• **Exercises to complete**:
1. Name every drug that the CPPD treatment page mentions by its generic name.
2. From the CPPD treatment page, write out the passage from "Non-steroidal anti-inflammatory drugs" to "drug meloxicam (Mobic).", word for word.
3. Turn the paragraph of the CPPD treatment page that begins "Examining a sample of joint fluid" into a short bulleted list that keeps its main facts.

• **Passage for review**:
-=-=-=-=-

Calcium Pyrophosphate Disease (CPPD) Treatment Tomball, Texas
X-rays often demonstrate calcium deposits in involved joints, particularly the knee and the wrist. These deposits often have the appearance of a thin white rim lining the cartilage. While a swollen and inflamed joint coupled with the finding of soft tissue calcium deposits within the joint suggests the diagnosis, as mentioned above, many people over the age of 65 with no joint symptoms may demonstrate these calcium deposits on x-ray.
Examining a sample of joint fluid is a more accurate way of making a diagnosis. Not only can the diagnosis of CPPD be confirmed, but other possible problems, such as acute joint infection, can be ruled out. A drop of fluid can be examined under a device know as a polarized light microscope for calcium crystals, which can be distinguished from uric acid crystals found in gout by an experienced physician. There are certain obstacles to finding the calcium crystals within the joint fluid sample. The crystals of CPPD are more difficult to see under the microscope than the crystals found in gout. If the fluid is not examined within about 6 hours, the crystals may disappear. Also, the joints may not be as inflamed in certain patients with CPPD, and there may be less fluid to aspirate. To make matters more confusing, a certain number of patients have both gout and CPPD.
Laboratory tests do not help diagnose CPPD, but they do help investigate other diseases that may be associated with this condition. Over-activity of the parathyroid gland, which controls calcium levels in the body, under-activity of the thyroid gland, low magnesium levels, and a disease causing iron overload known as hemochromatosis are all seen in increased frequency in patients with CPPD and should be considered and screened for with blood tests. While identifying these associated diseases is important, treating them does not remove calcium crystal from the joint or reduce joint symptoms. CPPD still must be treated separately.
Non-steroidal anti-inflammatory drugs (NSAIDs) reduce symptoms and joint swelling in most individuals with CPPD and may be sufficient to treat the majority of patients. Ibuprofen (Motrin), naproxen (Naprosyn), and indomethacin (Indocin) are commonly used NSAIDs but increase the risk for damage to the stomach, potentially leading to ulcers in certain patients at risk. This risk is reduced when using COX-2 selective NSAIDs such as celecoxib (Celebrex) or valdecoxib (Bextra) as well as the partially COX-2 selective drug meloxicam (Mobic).

-=-=-=-=-

• **Records provided**:
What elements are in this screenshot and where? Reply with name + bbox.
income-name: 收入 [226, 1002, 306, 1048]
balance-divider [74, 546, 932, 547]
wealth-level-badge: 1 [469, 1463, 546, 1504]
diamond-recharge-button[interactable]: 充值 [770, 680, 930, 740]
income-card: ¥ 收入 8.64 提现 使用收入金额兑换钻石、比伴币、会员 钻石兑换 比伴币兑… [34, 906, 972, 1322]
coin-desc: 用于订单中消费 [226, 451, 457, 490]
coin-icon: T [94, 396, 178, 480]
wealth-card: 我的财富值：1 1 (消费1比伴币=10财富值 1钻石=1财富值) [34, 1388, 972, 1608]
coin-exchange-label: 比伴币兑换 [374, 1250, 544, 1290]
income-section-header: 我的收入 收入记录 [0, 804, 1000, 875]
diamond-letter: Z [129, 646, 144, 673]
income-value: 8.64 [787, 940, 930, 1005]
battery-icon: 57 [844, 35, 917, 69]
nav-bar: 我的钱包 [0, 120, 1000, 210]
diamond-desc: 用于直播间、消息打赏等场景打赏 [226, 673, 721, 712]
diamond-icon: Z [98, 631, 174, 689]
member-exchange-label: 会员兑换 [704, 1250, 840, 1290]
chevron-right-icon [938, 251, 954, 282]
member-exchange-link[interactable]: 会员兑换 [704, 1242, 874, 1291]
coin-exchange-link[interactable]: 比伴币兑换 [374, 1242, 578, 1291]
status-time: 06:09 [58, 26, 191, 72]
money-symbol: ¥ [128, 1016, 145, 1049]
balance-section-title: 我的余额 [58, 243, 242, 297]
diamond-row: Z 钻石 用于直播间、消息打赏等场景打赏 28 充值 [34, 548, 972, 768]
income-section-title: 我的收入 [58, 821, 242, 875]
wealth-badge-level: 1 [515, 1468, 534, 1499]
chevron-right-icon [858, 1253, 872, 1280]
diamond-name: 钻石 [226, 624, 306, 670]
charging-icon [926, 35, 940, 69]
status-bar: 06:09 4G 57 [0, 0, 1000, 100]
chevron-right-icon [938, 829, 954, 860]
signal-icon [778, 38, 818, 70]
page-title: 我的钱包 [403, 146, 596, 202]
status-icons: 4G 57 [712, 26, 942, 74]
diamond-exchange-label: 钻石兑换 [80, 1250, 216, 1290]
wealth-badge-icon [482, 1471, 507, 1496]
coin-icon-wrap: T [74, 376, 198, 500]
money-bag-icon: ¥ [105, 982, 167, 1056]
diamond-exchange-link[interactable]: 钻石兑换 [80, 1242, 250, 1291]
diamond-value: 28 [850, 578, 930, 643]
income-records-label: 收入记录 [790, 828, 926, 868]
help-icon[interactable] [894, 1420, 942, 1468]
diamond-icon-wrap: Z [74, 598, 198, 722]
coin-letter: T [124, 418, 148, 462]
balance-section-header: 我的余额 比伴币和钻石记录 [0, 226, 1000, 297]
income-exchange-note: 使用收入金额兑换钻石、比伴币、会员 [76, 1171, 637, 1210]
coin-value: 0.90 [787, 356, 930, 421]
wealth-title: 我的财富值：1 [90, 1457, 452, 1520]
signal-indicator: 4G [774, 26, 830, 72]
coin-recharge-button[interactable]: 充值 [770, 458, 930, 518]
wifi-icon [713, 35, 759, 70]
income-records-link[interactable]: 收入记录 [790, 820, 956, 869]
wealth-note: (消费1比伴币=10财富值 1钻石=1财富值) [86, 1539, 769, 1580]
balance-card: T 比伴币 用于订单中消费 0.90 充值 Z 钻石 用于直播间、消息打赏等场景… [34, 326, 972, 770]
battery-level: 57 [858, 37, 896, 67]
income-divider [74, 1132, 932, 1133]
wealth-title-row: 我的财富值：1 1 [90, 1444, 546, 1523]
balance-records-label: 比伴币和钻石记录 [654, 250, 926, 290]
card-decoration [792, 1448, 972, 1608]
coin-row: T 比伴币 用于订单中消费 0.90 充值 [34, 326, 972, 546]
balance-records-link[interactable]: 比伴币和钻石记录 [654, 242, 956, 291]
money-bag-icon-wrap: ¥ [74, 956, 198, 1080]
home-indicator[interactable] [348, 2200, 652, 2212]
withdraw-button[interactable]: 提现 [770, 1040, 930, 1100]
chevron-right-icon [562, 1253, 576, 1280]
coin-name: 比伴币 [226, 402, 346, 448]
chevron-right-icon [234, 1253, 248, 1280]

-=-=-=-=-

• **Results for each task**:
1. ibuprofen, naproxen, indomethacin, celecoxib, valdecoxib, meloxicam

2.
Non-steroidal anti-inflammatory drugs (NSAIDs) reduce symptoms and joint swelling in most individuals with CPPD and may be sufficient to treat the majority of patients. Ibuprofen (Motrin), naproxen (Naprosyn), and indomethacin (Indocin) are commonly used NSAIDs but increase the risk for damage to the stomach, potentially leading to ulcers in certain patients at risk. This risk is reduced when using COX-2 selective NSAIDs such as celecoxib (Celebrex) or valdecoxib (Bextra) as well as the partially COX-2 selective drug meloxicam (Mobic).

3.
- Checking a sample of joint fluid is a more accurate way to diagnose CPPD. It can confirm CPPD and rule out other problems, such as an acute joint infection.
- A drop of fluid is checked for calcium crystals under a polarized light microscope. An experienced physician can tell these apart from the uric acid crystals of gout.
- CPPD crystals are harder to see under the microscope than gout crystals.
- The crystals may disappear if the fluid is not checked within about 6 hours.
- Some patients have less inflamed joints, so there may be less fluid to draw off.
- Some patients have both gout and CPPD.